## What needs to be done
Select every line below containing the word "Management".
<<<<
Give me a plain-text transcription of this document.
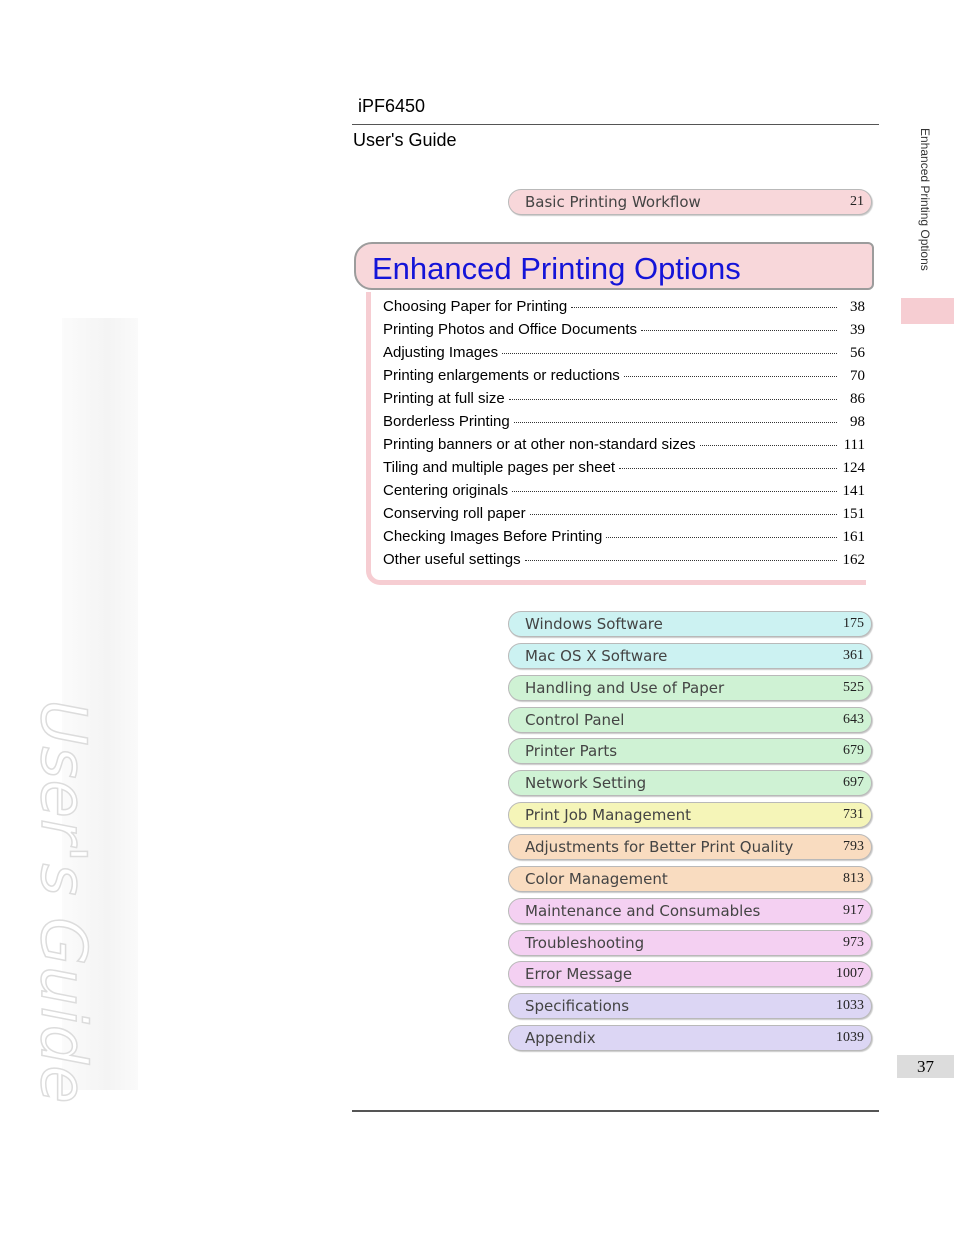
User's Guide
iPF6450
User's Guide	Enhanced Printing Options
Basic Printing Workflow	21
Enhanced Printing Options
Choosing Paper for Printing	38
Printing Photos and Office Documents	39
Adjusting Images	56
Printing enlargements or reductions	70
Printing at full size	86
Borderless Printing	98
Printing banners or at other non-standard sizes	111
Tiling and multiple pages per sheet	124
Centering originals	141
Conserving roll paper	151
Checking Images Before Printing	161
Other useful settings	162
Windows Software	175
Mac OS X Software	361
Handling and Use of Paper	525
Control Panel	643
Printer Parts	679
Network Setting	697
Print Job Management	731
Adjustments for Better Print Quality	793
Color Management	813
Maintenance and Consumables	917
Troubleshooting	973
Error Message	1007
Specifications	1033
Appendix	1039
37
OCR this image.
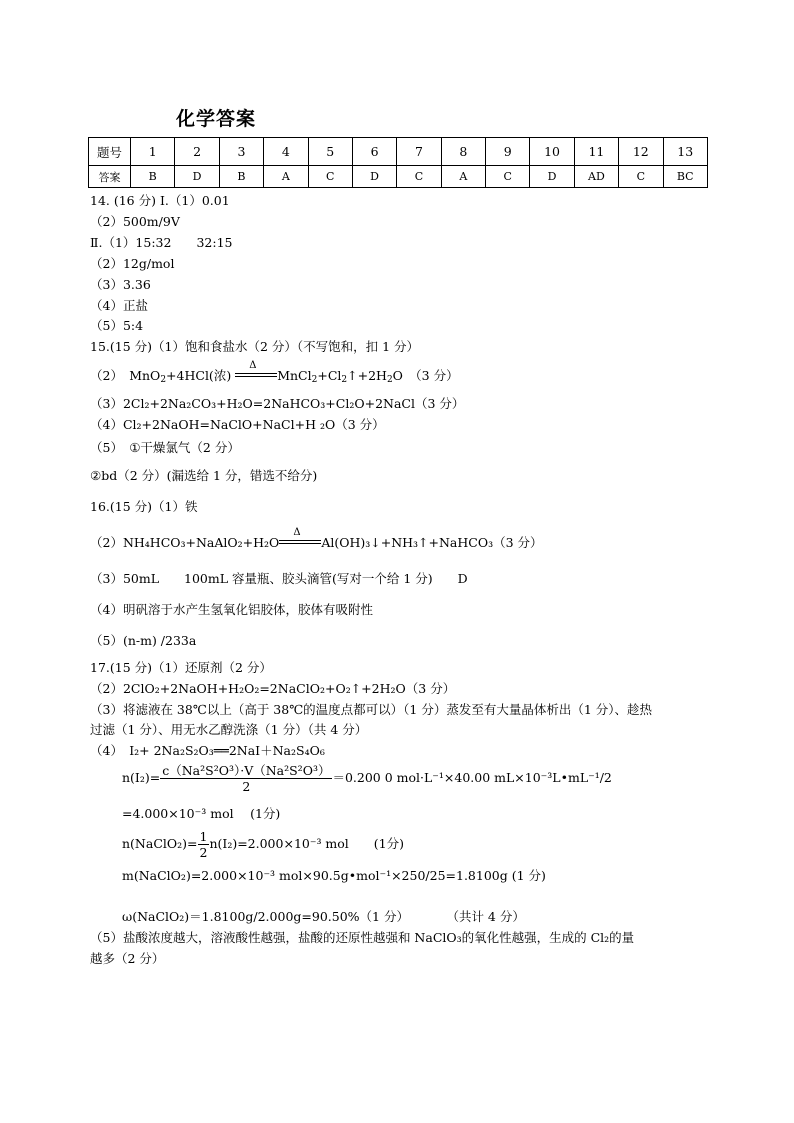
化学答案
题号	1	2	3	4	5	6	7	8	9	10	11	12	13
答案	B	D	B	A	C	D	C	A	C	D	AD	C	BC
14. (16 分) Ⅰ.（1）0.01
（2）500m/9V
Ⅱ.（1）15:32　　32:15
（2）12g/mol
（3）3.36
（4）正盐
（5）5:4
15.(15 分)（1）饱和食盐水（2 分）（不写饱和，扣 1 分）
（2）　MnO$_2$+4HCl(浓)
Δ
$MnCl_2+Cl_2↑+2H_2O$　（3 分）
（3）2Cl₂+2Na₂CO₃+H₂O=2NaHCO₃+Cl₂O+2NaCl（3 分）
（4）Cl₂+2NaOH=NaClO+NaCl+H ₂O（3 分）
（5）　①干燥氯气（2 分）
②bd（2 分）(漏选给 1 分，错选不给分)
16.(15 分)（1）铁
（2）NH₄HCO₃+NaAlO₂+H₂O
Δ
Al(OH)₃↓+NH₃↑+NaHCO₃（3 分）
（3）50mL　　100mL 容量瓶、胶头滴管(写对一个给 1 分)　　D
（4）明矾溶于水产生氢氧化铝胶体，胶体有吸附性
（5）(n-m) /233a
17.(15 分)（1）还原剂（2 分）
（2）2ClO₂+2NaOH+H₂O₂=2NaClO₂+O₂↑+2H₂O（3 分）
（3）将滤液在 38℃以上（高于 38℃的温度点都可以）（1 分）蒸发至有大量晶体析出（1 分）、趁热
过滤（1 分）、用无水乙醇洗涤（1 分）（共 4 分）
（4）　I₂+ 2Na₂S₂O₃══2NaI＋Na₂S₄O₆
$n(I_2)= \frac{\text{c（Na²S²O³）·V（Na²S²O³）}}{2} =0.200$ 0 mol·L⁻¹×40.00 mL×10⁻³L•mL⁻¹/2
=4.000×10⁻³ mol　 (1分)
n(NaClO₂)= $\frac{1}{2} n(I_2)=2.000\times 10^{-3}$ mol　　(1分)
m(NaClO₂)=2.000×10⁻³ mol×90.5g•mol⁻¹×250/25=1.8100g (1 分)
ω(NaClO₂)＝1.8100g/2.000g=90.50%（1 分）　　　　（共计 4 分）
（5）盐酸浓度越大，溶液酸性越强，盐酸的还原性越强和 NaClO₃的氧化性越强，生成的 Cl₂的量
越多（2 分）
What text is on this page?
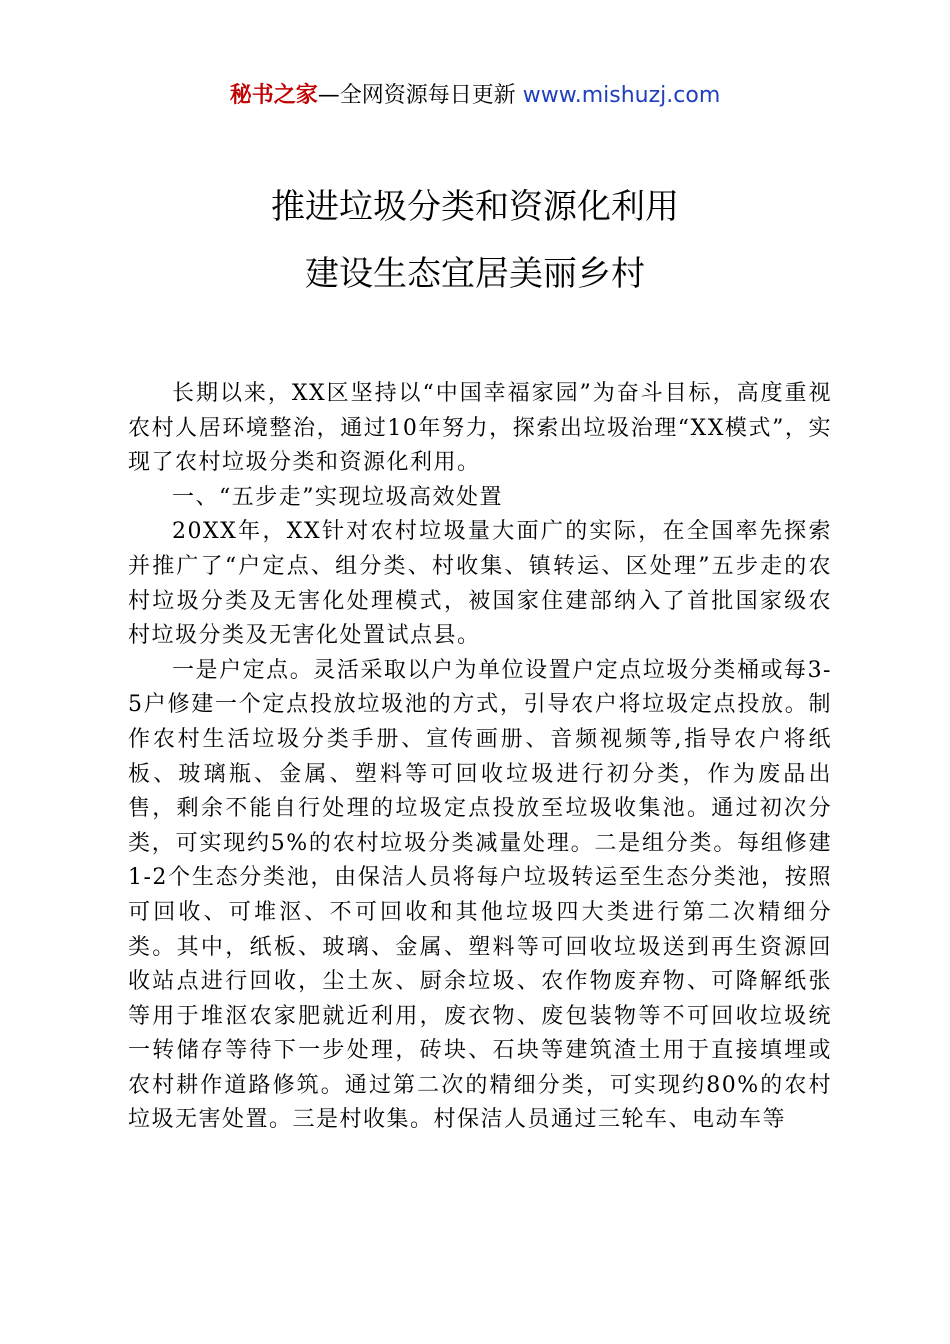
秘书之家—全网资源每日更新 www.mishuzj.com
推进垃圾分类和资源化利用
建设生态宜居美丽乡村

长期以来，XX区坚持以“中国幸福家园”为奋斗目标，高度重视农村人居环境整治，通过10年努力，探索出垃圾治理“XX模式”，实现了农村垃圾分类和资源化利用。

一、“五步走”实现垃圾高效处置

20XX年，XX针对农村垃圾量大面广的实际，在全国率先探索并推广了“户定点、组分类、村收集、镇转运、区处理”五步走的农村垃圾分类及无害化处理模式，被国家住建部纳入了首批国家级农村垃圾分类及无害化处置试点县。

一是户定点。灵活采取以户为单位设置户定点垃圾分类桶或每3-5户修建一个定点投放垃圾池的方式，引导农户将垃圾定点投放。制作农村生活垃圾分类手册、宣传画册、音频视频等,指导农户将纸板、玻璃瓶、金属、塑料等可回收垃圾进行初分类，作为废品出售，剩余不能自行处理的垃圾定点投放至垃圾收集池。通过初次分类，可实现约5%的农村垃圾分类减量处理。二是组分类。每组修建1-2个生态分类池，由保洁人员将每户垃圾转运至生态分类池，按照可回收、可堆沤、不可回收和其他垃圾四大类进行第二次精细分类。其中，纸板、玻璃、金属、塑料等可回收垃圾送到再生资源回收站点进行回收，尘土灰、厨余垃圾、农作物废弃物、可降解纸张等用于堆沤农家肥就近利用，废衣物、废包装物等不可回收垃圾统一转储存等待下一步处理，砖块、石块等建筑渣土用于直接填埋或农村耕作道路修筑。通过第二次的精细分类，可实现约80%的农村垃圾无害处置。三是村收集。村保洁人员通过三轮车、电动车等
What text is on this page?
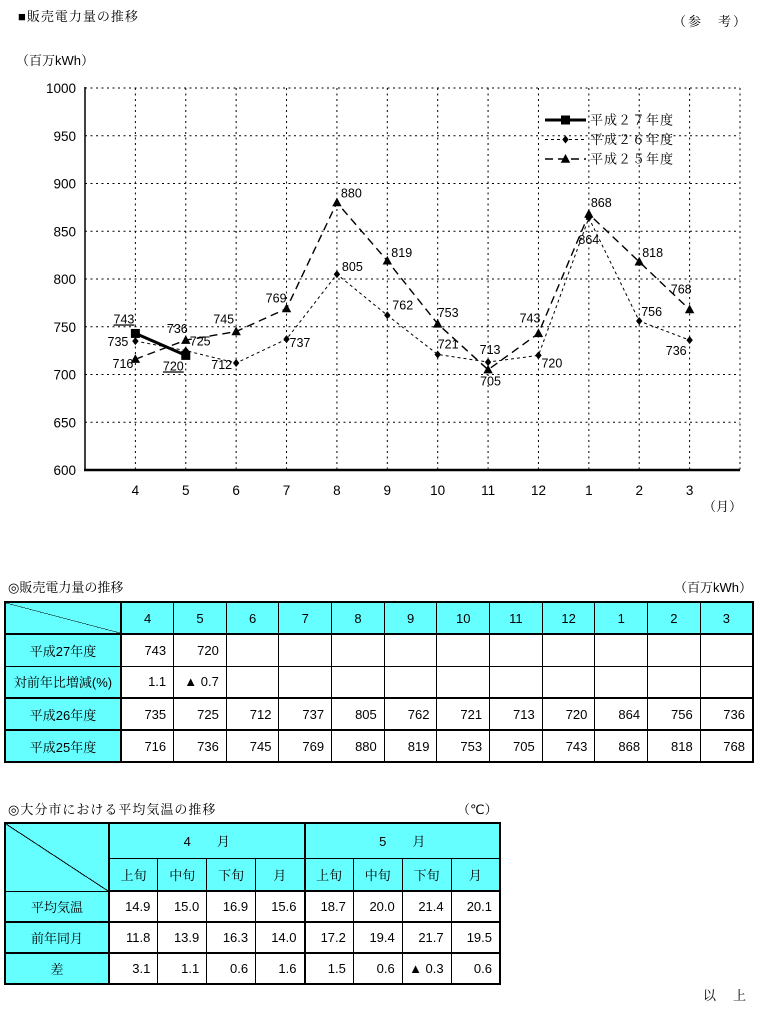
■販売電力量の推移	（参　考）
（百万kWh）
600
650
700
750
800
850
900
950
1000
4	5	6	7	8	9	10	11	12	1	2	3
（月）
743
720
735	725
712
737
805
762
721 713
720
864
756
736
716
736
745
769
880
819
753
705
743
868
818
768
平成２７年度
平成２６年度
平成２５年度
◎販売電力量の推移	（百万kWh）
	4	5	6	7	8	9	10	11	12	1	2	3
平成27年度	743	720										
対前年比増減(%)	1.1	▲ 0.7										
平成26年度	735	725	712	737	805	762	721	713	720	864	756	736
平成25年度	716	736	745	769	880	819	753	705	743	868	818	768
◎大分市における平均気温の推移	（℃）
	4　　月				5　　月			
	上旬	中旬	下旬	月	上旬	中旬	下旬	月
平均気温	14.9	15.0	16.9	15.6	18.7	20.0	21.4	20.1
前年同月	11.8	13.9	16.3	14.0	17.2	19.4	21.7	19.5
差	3.1	1.1	0.6	1.6	1.5	0.6	▲ 0.3	0.6
以　上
>>>>
## Worked solution
Print Job Management	731
Color Management	813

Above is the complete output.